== Records shown ==

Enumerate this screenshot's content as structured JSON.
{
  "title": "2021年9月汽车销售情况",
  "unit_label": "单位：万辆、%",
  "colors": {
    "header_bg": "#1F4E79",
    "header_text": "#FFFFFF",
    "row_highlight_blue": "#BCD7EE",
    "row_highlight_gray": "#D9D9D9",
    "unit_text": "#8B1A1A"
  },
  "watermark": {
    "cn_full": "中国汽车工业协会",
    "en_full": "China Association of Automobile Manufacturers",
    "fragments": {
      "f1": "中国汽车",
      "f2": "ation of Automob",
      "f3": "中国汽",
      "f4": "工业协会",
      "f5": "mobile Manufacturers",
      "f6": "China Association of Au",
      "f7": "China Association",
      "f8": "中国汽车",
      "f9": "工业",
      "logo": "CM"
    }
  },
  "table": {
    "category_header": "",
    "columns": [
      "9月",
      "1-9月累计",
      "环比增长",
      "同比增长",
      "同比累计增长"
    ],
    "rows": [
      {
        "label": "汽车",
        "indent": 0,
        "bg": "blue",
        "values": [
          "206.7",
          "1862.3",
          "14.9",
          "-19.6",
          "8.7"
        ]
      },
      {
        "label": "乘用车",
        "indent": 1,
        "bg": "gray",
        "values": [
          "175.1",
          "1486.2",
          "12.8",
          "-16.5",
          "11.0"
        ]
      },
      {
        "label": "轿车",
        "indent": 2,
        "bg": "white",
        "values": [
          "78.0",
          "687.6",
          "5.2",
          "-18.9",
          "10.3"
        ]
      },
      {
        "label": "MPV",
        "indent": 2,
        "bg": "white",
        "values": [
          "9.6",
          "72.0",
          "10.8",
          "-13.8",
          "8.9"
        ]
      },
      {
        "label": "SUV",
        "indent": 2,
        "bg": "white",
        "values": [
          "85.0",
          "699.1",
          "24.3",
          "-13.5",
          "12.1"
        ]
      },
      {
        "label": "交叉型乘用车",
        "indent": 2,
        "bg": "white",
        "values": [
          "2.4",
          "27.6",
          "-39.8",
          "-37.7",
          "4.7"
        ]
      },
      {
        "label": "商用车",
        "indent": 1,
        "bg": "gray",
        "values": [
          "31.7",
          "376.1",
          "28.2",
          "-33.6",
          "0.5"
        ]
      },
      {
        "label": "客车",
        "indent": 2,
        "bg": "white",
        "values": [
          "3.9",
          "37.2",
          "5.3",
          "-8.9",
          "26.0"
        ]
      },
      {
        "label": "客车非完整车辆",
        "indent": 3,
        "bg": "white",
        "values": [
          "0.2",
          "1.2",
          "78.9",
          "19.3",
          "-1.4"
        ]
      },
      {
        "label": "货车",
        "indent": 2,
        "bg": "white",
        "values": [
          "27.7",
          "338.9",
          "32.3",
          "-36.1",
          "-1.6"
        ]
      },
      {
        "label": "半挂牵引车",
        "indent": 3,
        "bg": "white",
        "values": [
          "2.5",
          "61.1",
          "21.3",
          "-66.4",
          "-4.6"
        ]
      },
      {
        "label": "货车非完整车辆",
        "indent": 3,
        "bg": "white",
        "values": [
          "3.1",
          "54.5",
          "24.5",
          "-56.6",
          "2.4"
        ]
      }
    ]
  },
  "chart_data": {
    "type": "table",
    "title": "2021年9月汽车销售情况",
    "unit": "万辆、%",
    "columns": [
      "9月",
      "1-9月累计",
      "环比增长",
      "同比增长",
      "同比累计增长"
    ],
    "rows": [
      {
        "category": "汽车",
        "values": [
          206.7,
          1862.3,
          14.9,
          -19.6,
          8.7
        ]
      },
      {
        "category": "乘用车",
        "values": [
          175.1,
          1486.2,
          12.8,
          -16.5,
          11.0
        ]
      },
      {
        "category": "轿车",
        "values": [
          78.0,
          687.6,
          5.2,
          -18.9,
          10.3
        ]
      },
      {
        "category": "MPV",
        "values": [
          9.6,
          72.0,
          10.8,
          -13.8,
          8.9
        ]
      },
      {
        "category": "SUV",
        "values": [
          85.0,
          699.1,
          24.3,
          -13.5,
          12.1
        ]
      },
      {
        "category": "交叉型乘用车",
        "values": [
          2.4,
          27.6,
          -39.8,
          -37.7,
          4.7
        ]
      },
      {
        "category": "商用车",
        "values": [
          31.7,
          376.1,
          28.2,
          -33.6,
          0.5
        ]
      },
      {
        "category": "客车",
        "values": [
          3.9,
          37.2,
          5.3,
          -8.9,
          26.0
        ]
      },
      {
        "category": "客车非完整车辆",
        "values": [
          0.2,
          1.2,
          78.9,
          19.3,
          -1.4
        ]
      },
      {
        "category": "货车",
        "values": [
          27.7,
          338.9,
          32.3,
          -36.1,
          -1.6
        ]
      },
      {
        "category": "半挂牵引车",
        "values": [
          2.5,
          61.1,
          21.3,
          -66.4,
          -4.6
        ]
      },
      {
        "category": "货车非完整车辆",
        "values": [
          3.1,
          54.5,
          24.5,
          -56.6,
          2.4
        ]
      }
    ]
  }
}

===

Reproduce each entry exactly, leaving out nothing.

Response »
Enumerate this screenshot's content as structured JSON.
{
  "title": "2021年9月汽车销售情况",
  "unit_label": "单位：万辆、%",
  "colors": {
    "header_bg": "#1F4E79",
    "header_text": "#FFFFFF",
    "row_highlight_blue": "#BCD7EE",
    "row_highlight_gray": "#D9D9D9",
    "unit_text": "#8B1A1A"
  },
  "watermark": {
    "cn_full": "中国汽车工业协会",
    "en_full": "China Association of Automobile Manufacturers",
    "fragments": {
      "f1": "中国汽车",
      "f2": "ation of Automob",
      "f3": "中国汽",
      "f4": "工业协会",
      "f5": "mobile Manufacturers",
      "f6": "China Association of Au",
      "f7": "China Association",
      "f8": "中国汽车",
      "f9": "工业",
      "logo": "CM"
    }
  },
  "table": {
    "category_header": "",
    "columns": [
      "9月",
      "1-9月累计",
      "环比增长",
      "同比增长",
      "同比累计增长"
    ],
    "rows": [
      {
        "label": "汽车",
        "indent": 0,
        "bg": "blue",
        "values": [
          "206.7",
          "1862.3",
          "14.9",
          "-19.6",
          "8.7"
        ]
      },
      {
        "label": "乘用车",
        "indent": 1,
        "bg": "gray",
        "values": [
          "175.1",
          "1486.2",
          "12.8",
          "-16.5",
          "11.0"
        ]
      },
      {
        "label": "轿车",
        "indent": 2,
        "bg": "white",
        "values": [
          "78.0",
          "687.6",
          "5.2",
          "-18.9",
          "10.3"
        ]
      },
      {
        "label": "MPV",
        "indent": 2,
        "bg": "white",
        "values": [
          "9.6",
          "72.0",
          "10.8",
          "-13.8",
          "8.9"
        ]
      },
      {
        "label": "SUV",
        "indent": 2,
        "bg": "white",
        "values": [
          "85.0",
          "699.1",
          "24.3",
          "-13.5",
          "12.1"
        ]
      },
      {
        "label": "交叉型乘用车",
        "indent": 2,
        "bg": "white",
        "values": [
          "2.4",
          "27.6",
          "-39.8",
          "-37.7",
          "4.7"
        ]
      },
      {
        "label": "商用车",
        "indent": 1,
        "bg": "gray",
        "values": [
          "31.7",
          "376.1",
          "28.2",
          "-33.6",
          "0.5"
        ]
      },
      {
        "label": "客车",
        "indent": 2,
        "bg": "white",
        "values": [
          "3.9",
          "37.2",
          "5.3",
          "-8.9",
          "26.0"
        ]
      },
      {
        "label": "客车非完整车辆",
        "indent": 3,
        "bg": "white",
        "values": [
          "0.2",
          "1.2",
          "78.9",
          "19.3",
          "-1.4"
        ]
      },
      {
        "label": "货车",
        "indent": 2,
        "bg": "white",
        "values": [
          "27.7",
          "338.9",
          "32.3",
          "-36.1",
          "-1.6"
        ]
      },
      {
        "label": "半挂牵引车",
        "indent": 3,
        "bg": "white",
        "values": [
          "2.5",
          "61.1",
          "21.3",
          "-66.4",
          "-4.6"
        ]
      },
      {
        "label": "货车非完整车辆",
        "indent": 3,
        "bg": "white",
        "values": [
          "3.1",
          "54.5",
          "24.5",
          "-56.6",
          "2.4"
        ]
      }
    ]
  },
  "chart_data": {
    "type": "table",
    "title": "2021年9月汽车销售情况",
    "unit": "万辆、%",
    "columns": [
      "9月",
      "1-9月累计",
      "环比增长",
      "同比增长",
      "同比累计增长"
    ],
    "rows": [
      {
        "category": "汽车",
        "values": [
          206.7,
          1862.3,
          14.9,
          -19.6,
          8.7
        ]
      },
      {
        "category": "乘用车",
        "values": [
          175.1,
          1486.2,
          12.8,
          -16.5,
          11.0
        ]
      },
      {
        "category": "轿车",
        "values": [
          78.0,
          687.6,
          5.2,
          -18.9,
          10.3
        ]
      },
      {
        "category": "MPV",
        "values": [
          9.6,
          72.0,
          10.8,
          -13.8,
          8.9
        ]
      },
      {
        "category": "SUV",
        "values": [
          85.0,
          699.1,
          24.3,
          -13.5,
          12.1
        ]
      },
      {
        "category": "交叉型乘用车",
        "values": [
          2.4,
          27.6,
          -39.8,
          -37.7,
          4.7
        ]
      },
      {
        "category": "商用车",
        "values": [
          31.7,
          376.1,
          28.2,
          -33.6,
          0.5
        ]
      },
      {
        "category": "客车",
        "values": [
          3.9,
          37.2,
          5.3,
          -8.9,
          26.0
        ]
      },
      {
        "category": "客车非完整车辆",
        "values": [
          0.2,
          1.2,
          78.9,
          19.3,
          -1.4
        ]
      },
      {
        "category": "货车",
        "values": [
          27.7,
          338.9,
          32.3,
          -36.1,
          -1.6
        ]
      },
      {
        "category": "半挂牵引车",
        "values": [
          2.5,
          61.1,
          21.3,
          -66.4,
          -4.6
        ]
      },
      {
        "category": "货车非完整车辆",
        "values": [
          3.1,
          54.5,
          24.5,
          -56.6,
          2.4
        ]
      }
    ]
  }
}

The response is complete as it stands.